■ PROBLEM STATEMENT ■
Retype the records word for word, starting at their first line and ending after the line that contains "text-segment: 地面积, 而他所排放的二氧化碳总量可以转换成吸收这些二氧化碳所". Include both of those lines.

------ SUPPLIED DATA ------

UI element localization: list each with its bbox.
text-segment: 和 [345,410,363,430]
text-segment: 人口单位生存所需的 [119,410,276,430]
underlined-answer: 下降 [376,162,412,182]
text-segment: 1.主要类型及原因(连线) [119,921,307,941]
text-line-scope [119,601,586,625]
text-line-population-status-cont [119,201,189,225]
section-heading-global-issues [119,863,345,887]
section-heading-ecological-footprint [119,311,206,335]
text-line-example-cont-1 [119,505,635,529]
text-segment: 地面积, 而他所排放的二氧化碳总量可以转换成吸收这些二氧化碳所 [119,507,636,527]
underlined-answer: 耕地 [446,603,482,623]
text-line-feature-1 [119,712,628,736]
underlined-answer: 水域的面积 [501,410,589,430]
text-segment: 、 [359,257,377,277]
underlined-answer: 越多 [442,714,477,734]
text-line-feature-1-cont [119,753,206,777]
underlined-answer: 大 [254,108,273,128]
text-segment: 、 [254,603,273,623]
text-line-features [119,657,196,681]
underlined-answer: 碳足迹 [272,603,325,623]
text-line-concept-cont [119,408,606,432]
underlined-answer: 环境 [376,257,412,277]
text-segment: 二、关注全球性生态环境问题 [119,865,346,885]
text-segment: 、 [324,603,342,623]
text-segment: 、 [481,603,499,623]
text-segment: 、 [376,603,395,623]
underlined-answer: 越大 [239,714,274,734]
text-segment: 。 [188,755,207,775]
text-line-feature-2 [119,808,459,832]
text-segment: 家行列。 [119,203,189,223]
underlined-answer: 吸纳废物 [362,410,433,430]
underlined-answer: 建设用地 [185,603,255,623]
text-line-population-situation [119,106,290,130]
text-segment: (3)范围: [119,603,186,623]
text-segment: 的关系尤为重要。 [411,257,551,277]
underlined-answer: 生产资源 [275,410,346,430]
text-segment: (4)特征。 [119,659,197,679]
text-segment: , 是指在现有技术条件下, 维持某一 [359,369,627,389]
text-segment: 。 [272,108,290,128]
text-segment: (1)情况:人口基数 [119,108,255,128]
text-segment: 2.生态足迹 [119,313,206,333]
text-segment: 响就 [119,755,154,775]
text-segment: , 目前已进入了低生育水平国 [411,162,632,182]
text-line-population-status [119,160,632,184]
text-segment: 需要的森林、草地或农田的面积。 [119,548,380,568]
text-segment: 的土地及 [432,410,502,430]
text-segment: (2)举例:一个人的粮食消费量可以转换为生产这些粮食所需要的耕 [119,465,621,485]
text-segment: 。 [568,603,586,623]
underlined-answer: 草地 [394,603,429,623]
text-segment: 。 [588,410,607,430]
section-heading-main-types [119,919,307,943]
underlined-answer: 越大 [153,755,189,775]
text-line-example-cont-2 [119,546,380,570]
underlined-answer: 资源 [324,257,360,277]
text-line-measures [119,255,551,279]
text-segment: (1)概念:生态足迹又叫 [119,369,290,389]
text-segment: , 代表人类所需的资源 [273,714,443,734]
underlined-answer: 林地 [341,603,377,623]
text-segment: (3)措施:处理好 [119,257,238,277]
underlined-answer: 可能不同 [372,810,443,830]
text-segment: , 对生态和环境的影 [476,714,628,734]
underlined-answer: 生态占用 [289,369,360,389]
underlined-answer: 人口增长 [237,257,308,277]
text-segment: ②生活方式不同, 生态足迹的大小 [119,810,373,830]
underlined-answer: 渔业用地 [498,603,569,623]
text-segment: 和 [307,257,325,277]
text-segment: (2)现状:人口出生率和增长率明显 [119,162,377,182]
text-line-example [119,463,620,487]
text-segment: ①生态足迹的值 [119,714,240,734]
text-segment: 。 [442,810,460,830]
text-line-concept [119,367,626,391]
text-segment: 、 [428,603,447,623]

------

■ FINAL ANSWER ■
UI element localization: list each with its bbox.
text-segment: 和 [345,410,363,430]
text-segment: 人口单位生存所需的 [119,410,276,430]
underlined-answer: 下降 [376,162,412,182]
text-segment: 1.主要类型及原因(连线) [119,921,307,941]
text-line-scope [119,601,586,625]
text-line-population-status-cont [119,201,189,225]
section-heading-global-issues [119,863,345,887]
section-heading-ecological-footprint [119,311,206,335]
text-line-example-cont-1 [119,505,635,529]
text-segment: 地面积, 而他所排放的二氧化碳总量可以转换成吸收这些二氧化碳所 [119,507,636,527]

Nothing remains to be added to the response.